PROBLEM TO SOLVE
Only the lines from the one containing "Parse this screenshot: output" through the last line below should be written out, exactly and with both ends kept.

MATERIALS PROVIDED
# # #

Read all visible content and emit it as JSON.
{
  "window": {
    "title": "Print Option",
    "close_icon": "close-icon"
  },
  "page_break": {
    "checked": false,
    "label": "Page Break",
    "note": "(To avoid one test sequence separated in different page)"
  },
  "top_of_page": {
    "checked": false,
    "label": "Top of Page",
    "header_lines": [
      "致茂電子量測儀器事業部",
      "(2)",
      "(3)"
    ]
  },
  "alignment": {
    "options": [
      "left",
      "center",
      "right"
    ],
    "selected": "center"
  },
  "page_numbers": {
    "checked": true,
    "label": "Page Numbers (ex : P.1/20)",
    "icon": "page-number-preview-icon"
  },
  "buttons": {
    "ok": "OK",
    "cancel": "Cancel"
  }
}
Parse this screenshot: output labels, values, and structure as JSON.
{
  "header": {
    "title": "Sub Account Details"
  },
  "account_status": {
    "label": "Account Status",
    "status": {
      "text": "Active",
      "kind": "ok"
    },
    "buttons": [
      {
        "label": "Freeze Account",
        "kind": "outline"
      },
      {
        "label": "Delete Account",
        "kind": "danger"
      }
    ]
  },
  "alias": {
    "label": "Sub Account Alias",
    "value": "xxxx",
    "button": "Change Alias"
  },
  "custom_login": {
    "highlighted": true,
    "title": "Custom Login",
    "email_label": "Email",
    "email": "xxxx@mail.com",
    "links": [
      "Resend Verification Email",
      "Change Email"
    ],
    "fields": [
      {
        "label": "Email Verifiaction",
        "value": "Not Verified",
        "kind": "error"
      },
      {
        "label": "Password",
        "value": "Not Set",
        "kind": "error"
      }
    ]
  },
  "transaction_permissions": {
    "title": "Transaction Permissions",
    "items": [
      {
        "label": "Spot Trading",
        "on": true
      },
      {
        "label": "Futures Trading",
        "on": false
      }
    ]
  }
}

# # #

SOLVED EXERCISE
Parse this screenshot: output labels, values, and structure as JSON.
{
  "header": {
    "title": "Sub Account Details"
  },
  "account_status": {
    "label": "Account Status",
    "status": {
      "text": "Active",
      "kind": "ok"
    },
    "buttons": [
      {
        "label": "Freeze Account",
        "kind": "outline"
      },
      {
        "label": "Delete Account",
        "kind": "danger"
      }
    ]
  },
  "alias": {
    "label": "Sub Account Alias",
    "value": "xxxx",
    "button": "Change Alias"
  },
  "custom_login": {
    "highlighted": true,
    "title": "Custom Login",
    "email_label": "Email",
    "email": "xxxx@mail.com",
    "links": [
      "Resend Verification Email",
      "Change Email"
    ],
    "fields": [
      {
        "label": "Email Verifiaction",
        "value": "Not Verified",
        "kind": "error"
      },
      {
        "label": "Password",
        "value": "Not Set",
        "kind": "error"
      }
    ]
  },
  "transaction_permissions": {
    "title": "Transaction Permissions",
    "items": [
      {
        "label": "Spot Trading",
        "on": true
      },
      {
        "label": "Futures Trading",
        "on": false
      }
    ]
  }
}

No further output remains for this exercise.